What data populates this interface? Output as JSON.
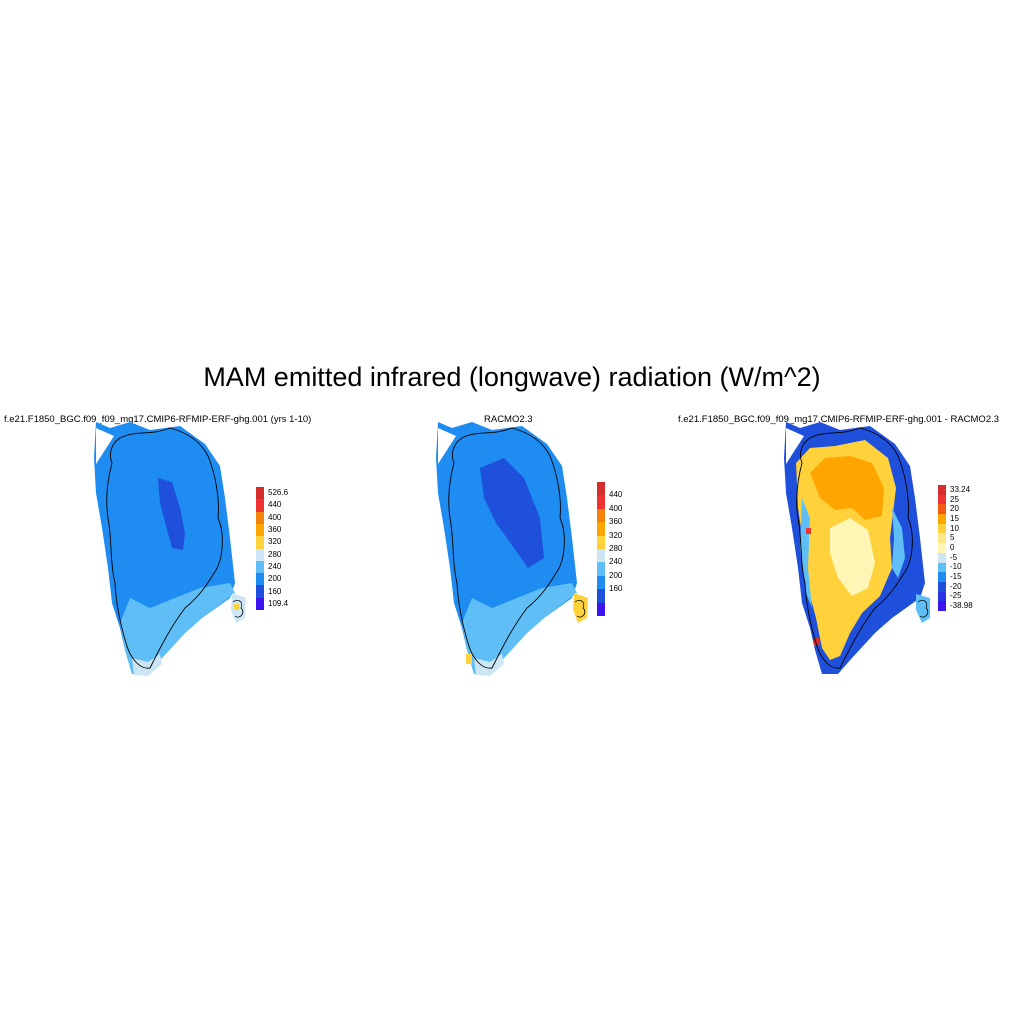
{
  "title": "MAM emitted infrared (longwave) radiation (W/m^2)",
  "panels": [
    {
      "title": "f.e21.F1850_BGC.f09_f09_mg17.CMIP6-RFMIP-ERF-ghg.001 (yrs 1-10)",
      "colorbar": {
        "labels": [
          "526.6",
          "440",
          "400",
          "360",
          "320",
          "280",
          "240",
          "200",
          "160",
          "109.4"
        ],
        "colors": [
          "#d62d2d",
          "#f03232",
          "#f5820a",
          "#ffa500",
          "#ffd23c",
          "#cde6f5",
          "#5fbef5",
          "#1e8cf0",
          "#1e50dc",
          "#3c14f0"
        ]
      }
    },
    {
      "title": "RACMO2.3",
      "colorbar": {
        "labels": [
          "440",
          "400",
          "360",
          "320",
          "280",
          "240",
          "200",
          "160"
        ],
        "colors": [
          "#d62d2d",
          "#f03232",
          "#f5820a",
          "#ffa500",
          "#ffd23c",
          "#cde6f5",
          "#5fbef5",
          "#1e8cf0",
          "#1e50dc",
          "#3c14f0"
        ]
      }
    },
    {
      "title": "f.e21.F1850_BGC.f09_f09_mg17.CMIP6-RFMIP-ERF-ghg.001 - RACMO2.3",
      "colorbar": {
        "labels": [
          "33.24",
          "25",
          "20",
          "15",
          "10",
          "5",
          "0",
          "-5",
          "-10",
          "-15",
          "-20",
          "-25",
          "-38.98"
        ],
        "colors": [
          "#d62d2d",
          "#f03232",
          "#f05a14",
          "#ffa500",
          "#ffd23c",
          "#ffe88c",
          "#fff5b4",
          "#cde6f5",
          "#5fbef5",
          "#1e8cf0",
          "#1e50dc",
          "#2832e6",
          "#3c14f0"
        ]
      }
    }
  ]
}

◆ SHORT EXERCISE ◆
Filter the records above for "title" and copy every matching line.

◆ SOLUTION TO THIS EXERCISE ◆
  "title": "MAM emitted infrared (longwave) radiation (W/m^2)",
      "title": "f.e21.F1850_BGC.f09_f09_mg17.CMIP6-RFMIP-ERF-ghg.001 (yrs 1-10)",
      "title": "RACMO2.3",
      "title": "f.e21.F1850_BGC.f09_f09_mg17.CMIP6-RFMIP-ERF-ghg.001 - RACMO2.3",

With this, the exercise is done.